WHAT YOU ARE ASKED TO DO = Retype each entry below exactly as it stands.

---------------

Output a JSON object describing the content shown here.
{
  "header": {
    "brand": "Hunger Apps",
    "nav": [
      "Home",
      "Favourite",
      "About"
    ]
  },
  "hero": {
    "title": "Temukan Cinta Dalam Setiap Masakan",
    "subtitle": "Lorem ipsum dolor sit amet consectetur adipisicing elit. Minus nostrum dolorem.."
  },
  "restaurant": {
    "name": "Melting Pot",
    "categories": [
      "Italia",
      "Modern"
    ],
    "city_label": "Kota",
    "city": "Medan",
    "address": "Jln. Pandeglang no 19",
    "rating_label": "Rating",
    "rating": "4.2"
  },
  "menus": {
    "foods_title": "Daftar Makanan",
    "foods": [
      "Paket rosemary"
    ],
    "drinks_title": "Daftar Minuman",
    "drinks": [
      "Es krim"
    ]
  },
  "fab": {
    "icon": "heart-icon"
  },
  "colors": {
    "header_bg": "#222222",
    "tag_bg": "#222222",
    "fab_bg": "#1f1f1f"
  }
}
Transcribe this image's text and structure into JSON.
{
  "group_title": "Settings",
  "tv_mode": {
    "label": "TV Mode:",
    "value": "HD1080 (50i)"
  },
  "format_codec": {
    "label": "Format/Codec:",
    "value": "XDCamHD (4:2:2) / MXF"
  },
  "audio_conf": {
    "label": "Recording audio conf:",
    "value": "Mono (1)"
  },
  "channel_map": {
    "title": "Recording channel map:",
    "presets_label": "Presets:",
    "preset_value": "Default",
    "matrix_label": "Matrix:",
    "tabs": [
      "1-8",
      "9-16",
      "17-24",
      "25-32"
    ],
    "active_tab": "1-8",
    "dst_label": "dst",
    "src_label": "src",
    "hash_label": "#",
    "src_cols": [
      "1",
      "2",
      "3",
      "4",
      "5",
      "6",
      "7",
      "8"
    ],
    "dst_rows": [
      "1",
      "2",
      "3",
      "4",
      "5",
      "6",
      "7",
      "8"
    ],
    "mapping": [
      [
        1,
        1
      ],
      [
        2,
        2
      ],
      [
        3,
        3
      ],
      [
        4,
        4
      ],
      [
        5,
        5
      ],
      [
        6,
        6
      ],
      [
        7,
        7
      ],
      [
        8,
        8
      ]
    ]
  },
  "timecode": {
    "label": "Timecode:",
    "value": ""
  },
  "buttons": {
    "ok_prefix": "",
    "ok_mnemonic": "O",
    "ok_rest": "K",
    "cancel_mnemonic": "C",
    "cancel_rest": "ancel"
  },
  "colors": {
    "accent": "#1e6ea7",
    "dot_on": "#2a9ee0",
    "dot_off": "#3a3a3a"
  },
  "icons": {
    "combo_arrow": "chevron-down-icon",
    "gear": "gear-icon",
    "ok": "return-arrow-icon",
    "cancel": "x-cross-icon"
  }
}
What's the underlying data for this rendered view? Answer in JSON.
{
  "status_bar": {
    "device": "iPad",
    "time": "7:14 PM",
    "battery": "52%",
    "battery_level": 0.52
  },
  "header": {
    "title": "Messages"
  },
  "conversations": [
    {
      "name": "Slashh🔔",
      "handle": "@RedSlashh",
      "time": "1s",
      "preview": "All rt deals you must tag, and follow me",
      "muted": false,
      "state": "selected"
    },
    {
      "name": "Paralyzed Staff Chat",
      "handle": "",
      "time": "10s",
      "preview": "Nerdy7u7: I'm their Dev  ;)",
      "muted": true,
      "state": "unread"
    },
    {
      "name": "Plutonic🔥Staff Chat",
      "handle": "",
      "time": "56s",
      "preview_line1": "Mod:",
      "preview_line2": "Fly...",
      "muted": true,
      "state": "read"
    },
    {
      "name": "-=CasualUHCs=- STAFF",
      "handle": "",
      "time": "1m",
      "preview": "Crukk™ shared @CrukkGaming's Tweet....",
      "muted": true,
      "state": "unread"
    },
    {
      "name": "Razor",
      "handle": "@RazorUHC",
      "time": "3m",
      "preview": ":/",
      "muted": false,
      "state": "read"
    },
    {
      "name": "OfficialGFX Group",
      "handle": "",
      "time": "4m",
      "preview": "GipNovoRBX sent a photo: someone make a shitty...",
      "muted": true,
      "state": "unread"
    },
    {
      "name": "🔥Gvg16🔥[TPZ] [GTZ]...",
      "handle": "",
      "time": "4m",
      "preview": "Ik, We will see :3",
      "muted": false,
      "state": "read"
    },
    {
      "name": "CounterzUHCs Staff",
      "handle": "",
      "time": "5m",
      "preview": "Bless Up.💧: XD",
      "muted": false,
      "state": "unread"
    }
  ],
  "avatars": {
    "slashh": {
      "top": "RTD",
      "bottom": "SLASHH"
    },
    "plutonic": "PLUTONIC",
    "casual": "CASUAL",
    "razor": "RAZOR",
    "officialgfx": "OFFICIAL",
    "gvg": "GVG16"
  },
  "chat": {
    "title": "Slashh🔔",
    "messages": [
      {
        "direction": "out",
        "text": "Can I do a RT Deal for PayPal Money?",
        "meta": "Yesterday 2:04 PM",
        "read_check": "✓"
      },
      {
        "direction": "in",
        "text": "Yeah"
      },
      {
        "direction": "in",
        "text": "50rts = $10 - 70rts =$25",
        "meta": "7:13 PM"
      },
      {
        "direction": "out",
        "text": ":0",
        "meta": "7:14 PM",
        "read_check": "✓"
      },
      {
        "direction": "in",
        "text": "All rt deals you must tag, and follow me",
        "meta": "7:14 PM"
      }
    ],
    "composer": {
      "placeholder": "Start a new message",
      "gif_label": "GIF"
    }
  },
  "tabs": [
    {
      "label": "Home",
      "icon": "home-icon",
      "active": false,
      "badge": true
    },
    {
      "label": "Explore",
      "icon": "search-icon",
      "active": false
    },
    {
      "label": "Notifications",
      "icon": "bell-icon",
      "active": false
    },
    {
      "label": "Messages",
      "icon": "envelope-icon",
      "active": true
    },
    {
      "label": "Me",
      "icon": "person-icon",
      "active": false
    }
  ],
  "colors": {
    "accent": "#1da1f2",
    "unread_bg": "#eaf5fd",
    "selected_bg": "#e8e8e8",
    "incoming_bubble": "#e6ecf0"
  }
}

---------------

RESULT =
Output a JSON object describing the content shown here.
{
  "header": {
    "brand": "Hunger Apps",
    "nav": [
      "Home",
      "Favourite",
      "About"
    ]
  },
  "hero": {
    "title": "Temukan Cinta Dalam Setiap Masakan",
    "subtitle": "Lorem ipsum dolor sit amet consectetur adipisicing elit. Minus nostrum dolorem.."
  },
  "restaurant": {
    "name": "Melting Pot",
    "categories": [
      "Italia",
      "Modern"
    ],
    "city_label": "Kota",
    "city": "Medan",
    "address": "Jln. Pandeglang no 19",
    "rating_label": "Rating",
    "rating": "4.2"
  },
  "menus": {
    "foods_title": "Daftar Makanan",
    "foods": [
      "Paket rosemary"
    ],
    "drinks_title": "Daftar Minuman",
    "drinks": [
      "Es krim"
    ]
  },
  "fab": {
    "icon": "heart-icon"
  },
  "colors": {
    "header_bg": "#222222",
    "tag_bg": "#222222",
    "fab_bg": "#1f1f1f"
  }
}
Transcribe this image's text and structure into JSON.
{
  "group_title": "Settings",
  "tv_mode": {
    "label": "TV Mode:",
    "value": "HD1080 (50i)"
  },
  "format_codec": {
    "label": "Format/Codec:",
    "value": "XDCamHD (4:2:2) / MXF"
  },
  "audio_conf": {
    "label": "Recording audio conf:",
    "value": "Mono (1)"
  },
  "channel_map": {
    "title": "Recording channel map:",
    "presets_label": "Presets:",
    "preset_value": "Default",
    "matrix_label": "Matrix:",
    "tabs": [
      "1-8",
      "9-16",
      "17-24",
      "25-32"
    ],
    "active_tab": "1-8",
    "dst_label": "dst",
    "src_label": "src",
    "hash_label": "#",
    "src_cols": [
      "1",
      "2",
      "3",
      "4",
      "5",
      "6",
      "7",
      "8"
    ],
    "dst_rows": [
      "1",
      "2",
      "3",
      "4",
      "5",
      "6",
      "7",
      "8"
    ],
    "mapping": [
      [
        1,
        1
      ],
      [
        2,
        2
      ],
      [
        3,
        3
      ],
      [
        4,
        4
      ],
      [
        5,
        5
      ],
      [
        6,
        6
      ],
      [
        7,
        7
      ],
      [
        8,
        8
      ]
    ]
  },
  "timecode": {
    "label": "Timecode:",
    "value": ""
  },
  "buttons": {
    "ok_prefix": "",
    "ok_mnemonic": "O",
    "ok_rest": "K",
    "cancel_mnemonic": "C",
    "cancel_rest": "ancel"
  },
  "colors": {
    "accent": "#1e6ea7",
    "dot_on": "#2a9ee0",
    "dot_off": "#3a3a3a"
  },
  "icons": {
    "combo_arrow": "chevron-down-icon",
    "gear": "gear-icon",
    "ok": "return-arrow-icon",
    "cancel": "x-cross-icon"
  }
}
What's the underlying data for this rendered view? Answer in JSON.
{
  "status_bar": {
    "device": "iPad",
    "time": "7:14 PM",
    "battery": "52%",
    "battery_level": 0.52
  },
  "header": {
    "title": "Messages"
  },
  "conversations": [
    {
      "name": "Slashh🔔",
      "handle": "@RedSlashh",
      "time": "1s",
      "preview": "All rt deals you must tag, and follow me",
      "muted": false,
      "state": "selected"
    },
    {
      "name": "Paralyzed Staff Chat",
      "handle": "",
      "time": "10s",
      "preview": "Nerdy7u7: I'm their Dev  ;)",
      "muted": true,
      "state": "unread"
    },
    {
      "name": "Plutonic🔥Staff Chat",
      "handle": "",
      "time": "56s",
      "preview_line1": "Mod:",
      "preview_line2": "Fly...",
      "muted": true,
      "state": "read"
    },
    {
      "name": "-=CasualUHCs=- STAFF",
      "handle": "",
      "time": "1m",
      "preview": "Crukk™ shared @CrukkGaming's Tweet....",
      "muted": true,
      "state": "unread"
    },
    {
      "name": "Razor",
      "handle": "@RazorUHC",
      "time": "3m",
      "preview": ":/",
      "muted": false,
      "state": "read"
    },
    {
      "name": "OfficialGFX Group",
      "handle": "",
      "time": "4m",
      "preview": "GipNovoRBX sent a photo: someone make a shitty...",
      "muted": true,
      "state": "unread"
    },
    {
      "name": "🔥Gvg16🔥[TPZ] [GTZ]...",
      "handle": "",
      "time": "4m",
      "preview": "Ik, We will see :3",
      "muted": false,
      "state": "read"
    },
    {
      "name": "CounterzUHCs Staff",
      "handle": "",
      "time": "5m",
      "preview": "Bless Up.💧: XD",
      "muted": false,
      "state": "unread"
    }
  ],
  "avatars": {
    "slashh": {
      "top": "RTD",
      "bottom": "SLASHH"
    },
    "plutonic": "PLUTONIC",
    "casual": "CASUAL",
    "razor": "RAZOR",
    "officialgfx": "OFFICIAL",
    "gvg": "GVG16"
  },
  "chat": {
    "title": "Slashh🔔",
    "messages": [
      {
        "direction": "out",
        "text": "Can I do a RT Deal for PayPal Money?",
        "meta": "Yesterday 2:04 PM",
        "read_check": "✓"
      },
      {
        "direction": "in",
        "text": "Yeah"
      },
      {
        "direction": "in",
        "text": "50rts = $10 - 70rts =$25",
        "meta": "7:13 PM"
      },
      {
        "direction": "out",
        "text": ":0",
        "meta": "7:14 PM",
        "read_check": "✓"
      },
      {
        "direction": "in",
        "text": "All rt deals you must tag, and follow me",
        "meta": "7:14 PM"
      }
    ],
    "composer": {
      "placeholder": "Start a new message",
      "gif_label": "GIF"
    }
  },
  "tabs": [
    {
      "label": "Home",
      "icon": "home-icon",
      "active": false,
      "badge": true
    },
    {
      "label": "Explore",
      "icon": "search-icon",
      "active": false
    },
    {
      "label": "Notifications",
      "icon": "bell-icon",
      "active": false
    },
    {
      "label": "Messages",
      "icon": "envelope-icon",
      "active": true
    },
    {
      "label": "Me",
      "icon": "person-icon",
      "active": false
    }
  ],
  "colors": {
    "accent": "#1da1f2",
    "unread_bg": "#eaf5fd",
    "selected_bg": "#e8e8e8",
    "incoming_bubble": "#e6ecf0"
  }
}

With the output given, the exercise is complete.